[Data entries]
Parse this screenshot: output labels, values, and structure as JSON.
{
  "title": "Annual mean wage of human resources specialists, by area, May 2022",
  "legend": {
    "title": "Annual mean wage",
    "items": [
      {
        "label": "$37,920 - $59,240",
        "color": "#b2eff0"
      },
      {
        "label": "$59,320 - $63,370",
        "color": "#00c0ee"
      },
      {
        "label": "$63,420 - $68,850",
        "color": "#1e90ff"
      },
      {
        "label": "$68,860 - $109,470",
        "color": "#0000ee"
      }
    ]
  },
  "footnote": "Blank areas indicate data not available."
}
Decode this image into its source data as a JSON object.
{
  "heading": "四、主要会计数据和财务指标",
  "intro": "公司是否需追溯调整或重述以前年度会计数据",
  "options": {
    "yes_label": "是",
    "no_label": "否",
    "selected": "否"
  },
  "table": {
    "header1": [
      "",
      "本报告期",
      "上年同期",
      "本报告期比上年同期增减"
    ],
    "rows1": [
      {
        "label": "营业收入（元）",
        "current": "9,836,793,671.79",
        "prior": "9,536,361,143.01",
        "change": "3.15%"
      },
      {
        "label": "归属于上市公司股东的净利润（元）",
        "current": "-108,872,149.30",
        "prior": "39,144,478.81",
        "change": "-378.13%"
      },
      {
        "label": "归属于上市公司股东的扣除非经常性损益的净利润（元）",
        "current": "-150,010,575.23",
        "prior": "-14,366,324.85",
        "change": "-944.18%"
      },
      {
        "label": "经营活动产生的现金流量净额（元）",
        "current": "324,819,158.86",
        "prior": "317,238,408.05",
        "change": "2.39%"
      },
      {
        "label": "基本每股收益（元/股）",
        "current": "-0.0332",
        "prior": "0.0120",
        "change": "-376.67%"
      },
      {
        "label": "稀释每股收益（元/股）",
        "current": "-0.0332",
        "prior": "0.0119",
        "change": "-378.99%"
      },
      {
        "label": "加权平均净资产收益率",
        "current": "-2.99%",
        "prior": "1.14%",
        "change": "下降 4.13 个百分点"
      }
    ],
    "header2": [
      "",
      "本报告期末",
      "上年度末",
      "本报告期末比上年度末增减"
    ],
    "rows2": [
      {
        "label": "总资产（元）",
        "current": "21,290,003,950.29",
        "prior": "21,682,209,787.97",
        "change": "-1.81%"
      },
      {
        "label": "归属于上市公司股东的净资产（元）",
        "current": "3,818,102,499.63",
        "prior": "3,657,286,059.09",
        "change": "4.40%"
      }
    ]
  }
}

## PROBLEM REQUIREMENTS
Which lines hold the string "title"? Copy all of them from the data above.

## TASK RESULT
  "title": "Annual mean wage of human resources specialists, by area, May 2022",
    "title": "Annual mean wage",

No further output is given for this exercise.